▶ [Exercise task]: Please list all lines of the material below in which the string "concert" occurs.
++++++
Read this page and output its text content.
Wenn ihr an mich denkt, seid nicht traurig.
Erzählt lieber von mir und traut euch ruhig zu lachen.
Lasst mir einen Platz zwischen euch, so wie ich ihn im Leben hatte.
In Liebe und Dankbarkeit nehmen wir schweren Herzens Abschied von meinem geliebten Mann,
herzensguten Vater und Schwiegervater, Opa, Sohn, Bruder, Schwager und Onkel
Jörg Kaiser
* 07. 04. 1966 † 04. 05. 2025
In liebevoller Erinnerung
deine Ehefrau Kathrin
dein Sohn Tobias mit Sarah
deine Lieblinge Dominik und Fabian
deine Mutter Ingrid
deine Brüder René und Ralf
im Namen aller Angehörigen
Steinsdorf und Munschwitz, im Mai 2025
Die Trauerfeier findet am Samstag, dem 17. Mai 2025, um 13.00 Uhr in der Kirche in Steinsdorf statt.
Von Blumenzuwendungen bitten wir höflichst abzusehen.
++++++
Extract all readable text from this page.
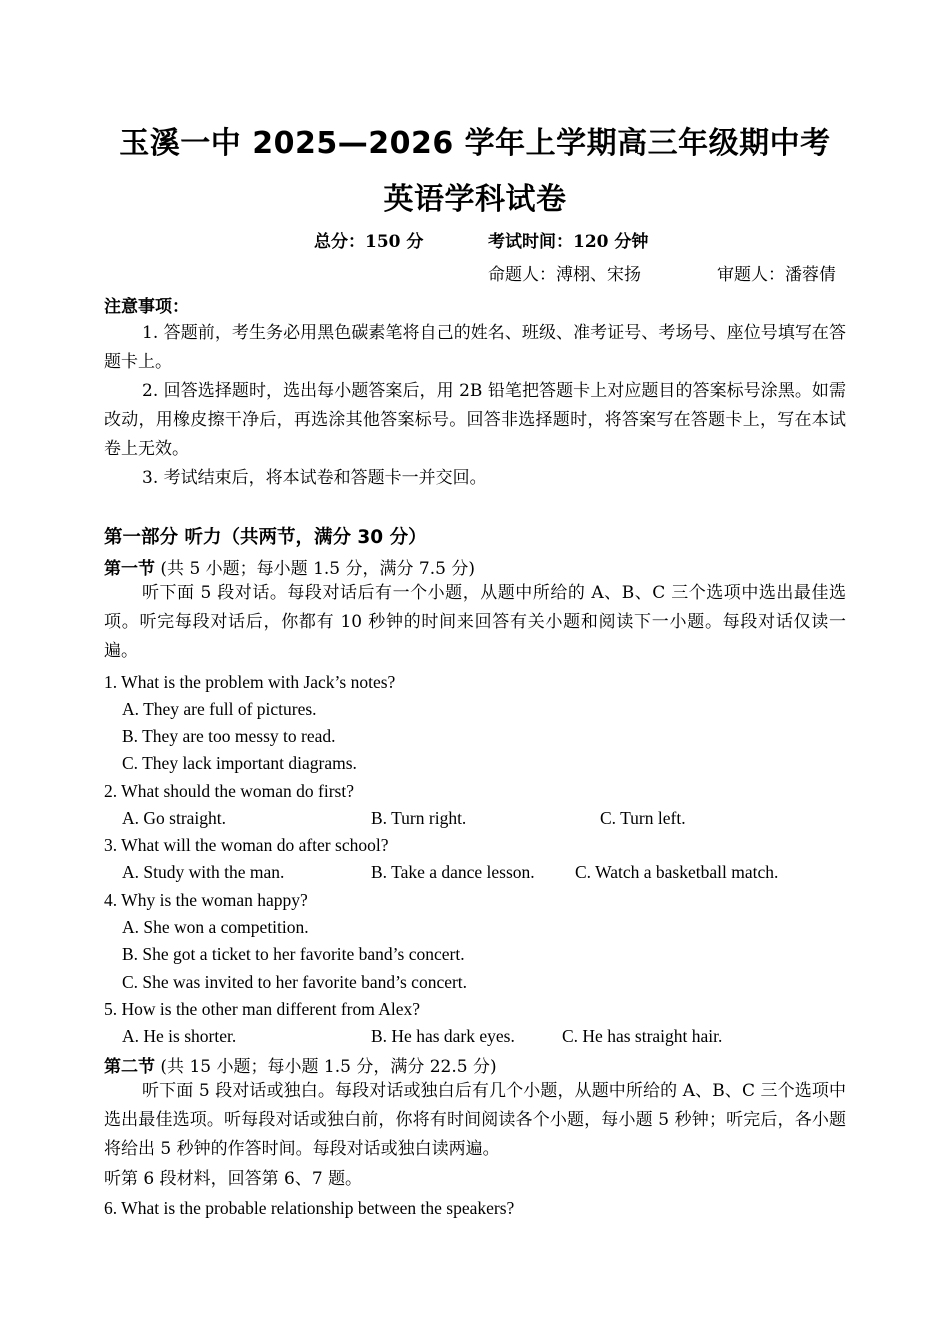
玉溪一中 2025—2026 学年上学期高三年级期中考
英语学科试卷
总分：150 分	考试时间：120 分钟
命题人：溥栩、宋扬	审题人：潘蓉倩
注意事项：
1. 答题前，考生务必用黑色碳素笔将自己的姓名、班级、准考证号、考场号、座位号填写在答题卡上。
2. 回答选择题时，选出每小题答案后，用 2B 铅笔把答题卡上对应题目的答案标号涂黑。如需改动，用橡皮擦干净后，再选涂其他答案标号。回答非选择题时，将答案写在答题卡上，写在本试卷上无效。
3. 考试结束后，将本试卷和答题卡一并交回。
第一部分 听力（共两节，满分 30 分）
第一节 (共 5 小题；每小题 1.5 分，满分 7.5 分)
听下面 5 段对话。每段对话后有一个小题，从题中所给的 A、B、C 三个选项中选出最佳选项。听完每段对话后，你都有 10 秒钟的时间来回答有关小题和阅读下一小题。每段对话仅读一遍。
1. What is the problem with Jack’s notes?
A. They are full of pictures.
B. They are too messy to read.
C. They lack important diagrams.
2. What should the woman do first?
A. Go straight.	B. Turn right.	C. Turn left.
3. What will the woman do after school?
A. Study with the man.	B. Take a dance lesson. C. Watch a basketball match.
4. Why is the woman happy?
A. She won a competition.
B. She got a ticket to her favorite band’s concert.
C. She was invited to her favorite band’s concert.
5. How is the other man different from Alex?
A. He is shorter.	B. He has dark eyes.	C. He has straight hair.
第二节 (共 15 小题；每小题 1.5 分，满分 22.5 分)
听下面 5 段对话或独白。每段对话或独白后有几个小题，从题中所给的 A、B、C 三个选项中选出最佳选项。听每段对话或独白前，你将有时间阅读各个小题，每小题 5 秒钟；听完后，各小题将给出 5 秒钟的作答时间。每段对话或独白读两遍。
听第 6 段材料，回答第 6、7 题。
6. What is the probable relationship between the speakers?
++++++
▶ [Answer to this exercise]:
B. She got a ticket to her favorite band’s concert.
C. She was invited to her favorite band’s concert.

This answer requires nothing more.